# Records to use
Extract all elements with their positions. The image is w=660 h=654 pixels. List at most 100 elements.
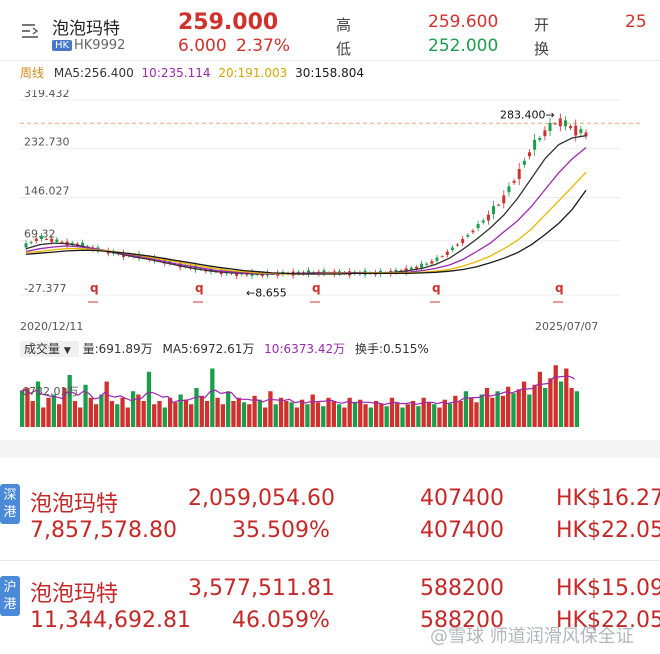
candle-body xyxy=(235,271,239,276)
current-price: 259.000 xyxy=(178,10,279,35)
volume-bar xyxy=(204,401,210,427)
x-label-end: 2025/07/07 xyxy=(535,320,598,333)
row2-value1: 3,577,511.81 xyxy=(188,576,335,601)
volume-bar xyxy=(321,406,326,427)
candle-body xyxy=(471,230,475,233)
volume-bar xyxy=(400,407,405,427)
volume-bar xyxy=(115,404,120,427)
candle-body xyxy=(522,160,526,165)
candle-body xyxy=(440,256,444,258)
volume-bar xyxy=(564,368,569,427)
stock-name: 泡泡玛特 xyxy=(52,19,120,39)
volume-bar xyxy=(120,397,125,427)
row1-name: 泡泡玛特 xyxy=(30,492,119,517)
row1-pct: 35.509% xyxy=(232,518,330,543)
turnover-label: 换 xyxy=(534,40,550,58)
volume-bar xyxy=(268,391,273,427)
candle-body xyxy=(492,206,496,215)
candle-body xyxy=(70,242,74,245)
volume-bar xyxy=(162,407,167,427)
q-marker: q xyxy=(432,281,441,295)
price-change: 6.000 xyxy=(178,36,227,56)
row1-value1: 2,059,054.60 xyxy=(188,486,335,511)
low-label: 低 xyxy=(336,40,352,58)
volume-bar xyxy=(247,404,252,427)
volume-y-tick: 6732.01万 xyxy=(22,385,79,398)
price-chart[interactable]: 319.432 232.730 146.027 69.32 -27.377 283.400… xyxy=(0,90,660,335)
volume-bar xyxy=(78,407,83,427)
volume-bar xyxy=(305,404,310,427)
volume-bar xyxy=(453,395,458,427)
volume-bar xyxy=(152,404,157,427)
volume-bar xyxy=(500,395,506,427)
holdings-table: 深港 泡泡玛特 2,059,054.60 407400 HK$16.27 7,8… xyxy=(0,460,660,654)
volume-bar xyxy=(25,388,30,427)
volume-bar xyxy=(189,404,194,427)
volume-bar xyxy=(20,391,25,427)
volume-bar xyxy=(368,407,373,427)
ma20-value: 20:191.003 xyxy=(218,66,288,80)
volume-header: 成交量 ▼ 量:691.89万 MA5:6972.61万 10:6373.42万… xyxy=(20,340,429,357)
volume-bar xyxy=(178,394,183,427)
volume-bar xyxy=(173,402,178,427)
volume-ma-line xyxy=(19,375,575,406)
market-tag: HK xyxy=(52,40,73,51)
volume-bar xyxy=(331,401,336,427)
menu-icon[interactable] xyxy=(20,20,40,42)
volume-bar xyxy=(352,402,358,427)
volume-bar xyxy=(373,401,379,427)
volume-bar xyxy=(410,401,416,427)
ma10-value: 10:235.114 xyxy=(141,66,211,80)
candle-body xyxy=(430,261,434,264)
q-marker: q xyxy=(195,281,204,295)
volume-bar xyxy=(495,391,500,427)
volume-bar xyxy=(437,407,442,427)
candle-body xyxy=(486,214,490,221)
candle-body xyxy=(527,152,531,157)
candle-body xyxy=(409,267,413,270)
volume-bar xyxy=(537,371,543,427)
candle-body xyxy=(414,266,418,269)
candle-body xyxy=(75,243,79,246)
y-tick-label: 69.32 xyxy=(24,228,56,241)
volume-bar xyxy=(72,401,78,427)
volume-selector[interactable]: 成交量 ▼ xyxy=(20,341,79,357)
volume-bar xyxy=(241,402,247,427)
q-marker: q xyxy=(90,281,99,295)
volume-bar xyxy=(199,395,204,427)
row2-price1: HK$15.09 xyxy=(556,576,660,601)
candle-body xyxy=(461,239,465,244)
candle-body xyxy=(476,224,480,229)
volume-bar xyxy=(527,394,532,427)
volume-bar xyxy=(326,397,331,427)
row2-shares1: 588200 xyxy=(420,576,504,601)
volume-bar xyxy=(146,371,152,427)
volume-bar xyxy=(458,401,463,427)
volume-bar xyxy=(310,394,315,427)
volume-bar xyxy=(574,391,579,427)
volume-bar xyxy=(93,404,99,427)
candle-body xyxy=(50,238,54,242)
row1-value2: 7,857,578.80 xyxy=(30,518,177,543)
candle-body xyxy=(435,257,439,261)
y-tick-label: 319.432 xyxy=(24,90,70,100)
volume-bar xyxy=(395,402,400,427)
volume-bar xyxy=(553,365,558,427)
volume-value: 量:691.89万 xyxy=(82,342,153,356)
open-value: 25 xyxy=(625,12,647,32)
high-value: 259.600 xyxy=(428,12,499,32)
volume-bar xyxy=(358,399,363,427)
y-tick-label: 232.730 xyxy=(24,136,70,149)
row2-name: 泡泡玛特 xyxy=(30,582,119,607)
open-label: 开 xyxy=(534,16,550,34)
volume-bar xyxy=(157,401,162,427)
ma5-line xyxy=(25,135,587,275)
volume-chart[interactable] xyxy=(0,355,660,430)
candle-body xyxy=(450,247,454,250)
candle-body xyxy=(39,235,43,240)
period-label[interactable]: 周线 xyxy=(20,66,45,80)
volume-bar xyxy=(379,403,384,427)
y-tick-label: 146.027 xyxy=(24,185,70,198)
volume-bar xyxy=(506,386,511,427)
volume-bar xyxy=(511,393,516,427)
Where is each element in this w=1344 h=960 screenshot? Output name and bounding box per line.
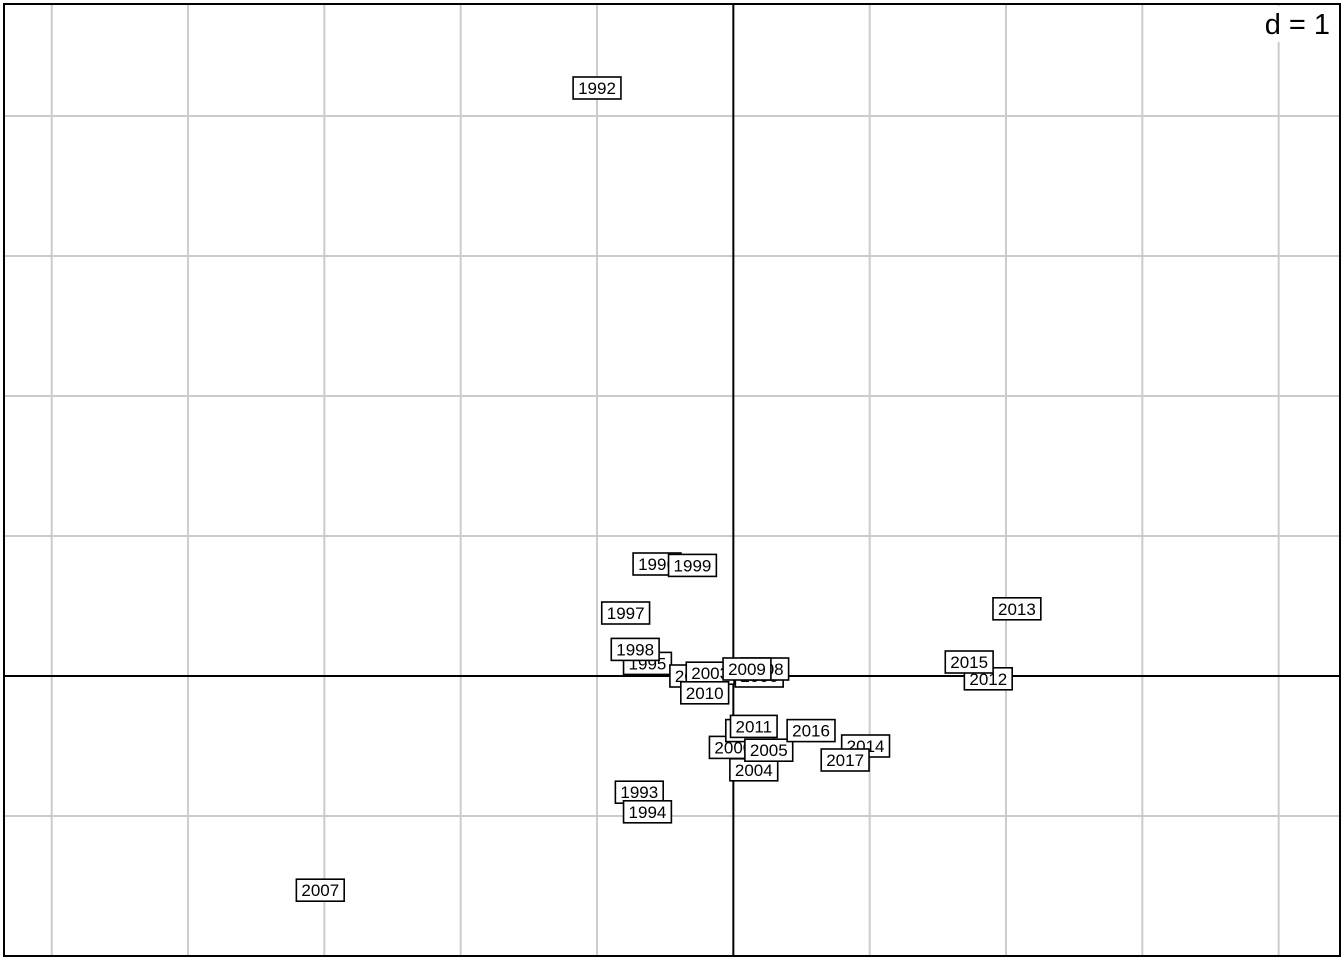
- point-label: 2007: [295, 878, 345, 903]
- point-label-box: [722, 657, 772, 681]
- point-label-text: 2012: [969, 670, 1007, 689]
- point-label-text: 1996: [638, 555, 676, 574]
- point-label: 2015: [944, 650, 994, 674]
- point-label: 2010: [680, 680, 730, 705]
- point-label-text: 2009: [728, 660, 766, 679]
- point-label-text: 2016: [792, 722, 830, 741]
- point-label-box: [572, 76, 622, 100]
- point-label-text: 2017: [826, 751, 864, 770]
- point-label: 2011: [729, 714, 778, 739]
- point-label-box: [820, 748, 870, 772]
- point-label-text: 1994: [629, 803, 667, 822]
- scale-legend-text: d = 1: [1265, 9, 1330, 41]
- point-label: 2005: [744, 738, 794, 763]
- point-label: 1999: [667, 553, 718, 578]
- point-label-text: 2003: [691, 664, 729, 683]
- point-label-text: 1999: [674, 556, 712, 575]
- point-label-box: [786, 718, 836, 743]
- point-label-text: 2015: [950, 653, 988, 672]
- point-label: 2004: [729, 757, 779, 782]
- point-label-text: 2011: [736, 717, 773, 736]
- point-label-text: 1998: [616, 640, 654, 659]
- point-label-box: [667, 553, 718, 578]
- point-label: 2003: [685, 661, 735, 686]
- point-label-box: [610, 637, 660, 662]
- point-label-text: 2007: [301, 881, 339, 900]
- point-label-text: 1992: [578, 79, 616, 98]
- scale-legend: d = 1: [1248, 6, 1336, 42]
- point-label: 2009: [722, 657, 772, 681]
- point-label: 1993: [614, 780, 664, 805]
- point-label-box: [729, 714, 778, 739]
- point-label-box: [622, 799, 673, 824]
- point-label-text: 1993: [620, 783, 658, 802]
- point-labels: 1992199319941995199619971998199920002001…: [295, 76, 1042, 903]
- plot-frame: [3, 3, 1341, 957]
- point-label-text: 2005: [750, 741, 788, 760]
- point-label: 1994: [622, 799, 673, 824]
- point-label: 1998: [610, 637, 660, 662]
- point-label-text: 1997: [607, 604, 645, 623]
- point-label-text: 2010: [686, 684, 724, 703]
- point-label: 2016: [786, 718, 836, 743]
- point-label-box: [680, 680, 730, 705]
- point-label-box: [944, 650, 994, 674]
- point-label-text: 2004: [735, 761, 773, 780]
- point-label-box: [295, 878, 345, 903]
- point-label-text: 2013: [998, 600, 1036, 619]
- point-label-box: [992, 596, 1042, 621]
- point-label-text: 2000: [714, 738, 752, 757]
- scale-legend-background: [1248, 6, 1336, 42]
- point-label: 2017: [820, 748, 870, 772]
- point-label: 1992: [572, 76, 622, 100]
- point-label-box: [744, 738, 794, 763]
- point-label: 2013: [992, 596, 1042, 621]
- point-label-box: [600, 601, 651, 625]
- point-label: 1997: [600, 601, 651, 625]
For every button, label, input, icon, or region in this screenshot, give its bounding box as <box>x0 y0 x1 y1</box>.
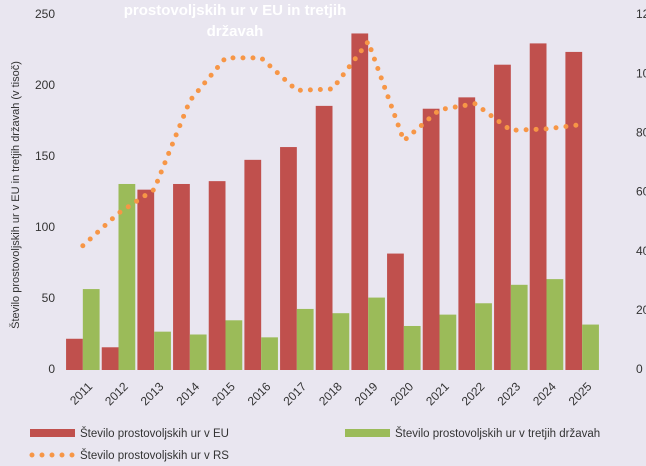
chart-title: prostovoljskih ur v EU in tretjih <box>124 2 347 19</box>
bar <box>315 105 333 370</box>
bar <box>458 97 476 371</box>
bar <box>387 253 404 370</box>
bar <box>475 303 492 370</box>
bar <box>225 320 243 370</box>
y-tick-label: 50 <box>42 291 56 305</box>
bar <box>244 159 262 370</box>
bar <box>368 297 385 370</box>
bar <box>351 33 369 371</box>
legend-swatch <box>30 429 75 437</box>
y2-tick-label: 800 <box>636 126 646 140</box>
chart-title: državah <box>207 23 264 40</box>
bar <box>565 51 583 371</box>
y-tick-label: 0 <box>48 362 55 376</box>
bar <box>208 181 226 370</box>
bar <box>439 314 457 370</box>
bar <box>189 334 207 370</box>
bar <box>137 189 155 370</box>
bar <box>422 108 440 370</box>
bar <box>510 284 528 370</box>
bar <box>118 183 136 370</box>
bar <box>296 308 314 370</box>
bar <box>173 183 190 370</box>
bar <box>529 43 547 371</box>
y-tick-label: 250 <box>35 7 55 21</box>
bar <box>82 289 100 370</box>
bar <box>332 313 350 370</box>
bar <box>546 279 564 370</box>
y2-tick-label: 200 <box>636 303 646 317</box>
legend-swatch <box>345 429 390 437</box>
y2-tick-label: 0 <box>636 362 643 376</box>
legend-label: Število prostovoljskih ur v RS <box>80 449 229 462</box>
legend-label: Število prostovoljskih ur v tretjih drža… <box>395 427 600 440</box>
legend-label: Število prostovoljskih ur v EU <box>80 427 229 440</box>
line <box>80 36 585 249</box>
y2-tick-label: 1000 <box>636 66 646 80</box>
y2-tick-label: 400 <box>636 244 646 258</box>
bar <box>261 337 278 370</box>
bar <box>403 325 421 370</box>
y-tick-label: 200 <box>35 78 55 92</box>
bar <box>582 324 599 370</box>
bar <box>101 347 119 370</box>
y-tick-label: 150 <box>35 149 55 163</box>
bar <box>66 338 83 370</box>
y-tick-label: 100 <box>35 220 55 234</box>
y-axis-label: Število prostovoljskih ur v EU in tretji… <box>9 61 22 329</box>
y2-tick-label: 600 <box>636 185 646 199</box>
bar <box>280 147 297 370</box>
y2-tick-label: 1200 <box>636 7 646 21</box>
bar <box>154 331 171 370</box>
bar <box>494 64 511 370</box>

# Instructions to follow
Rewrite the part of the rows that opens with the line containing "candle-body xyxy=(235,271,239,276)" and closes with the line containing "low-label: 低 xyxy=(336,40,352,58)", replacing "volume-bar" with "volume-column" and leaving everything else unchanged.

# Reply
candle-body xyxy=(235,271,239,276)
current-price: 259.000 xyxy=(178,10,279,35)
volume-column xyxy=(204,401,210,427)
x-label-end: 2025/07/07 xyxy=(535,320,598,333)
row2-value1: 3,577,511.81 xyxy=(188,576,335,601)
volume-column xyxy=(321,406,326,427)
candle-body xyxy=(471,230,475,233)
volume-column xyxy=(400,407,405,427)
volume-column xyxy=(115,404,120,427)
candle-body xyxy=(522,160,526,165)
candle-body xyxy=(440,256,444,258)
volume-column xyxy=(564,368,569,427)
stock-name: 泡泡玛特 xyxy=(52,19,120,39)
volume-column xyxy=(120,397,125,427)
row1-name: 泡泡玛特 xyxy=(30,492,119,517)
row1-pct: 35.509% xyxy=(232,518,330,543)
turnover-label: 换 xyxy=(534,40,550,58)
volume-column xyxy=(268,391,273,427)
candle-body xyxy=(492,206,496,215)
candle-body xyxy=(70,242,74,245)
volume-column xyxy=(162,407,167,427)
q-marker: q xyxy=(432,281,441,295)
price-change: 6.000 xyxy=(178,36,227,56)
row1-value1: 2,059,054.60 xyxy=(188,486,335,511)
low-label: 低 xyxy=(336,40,352,58)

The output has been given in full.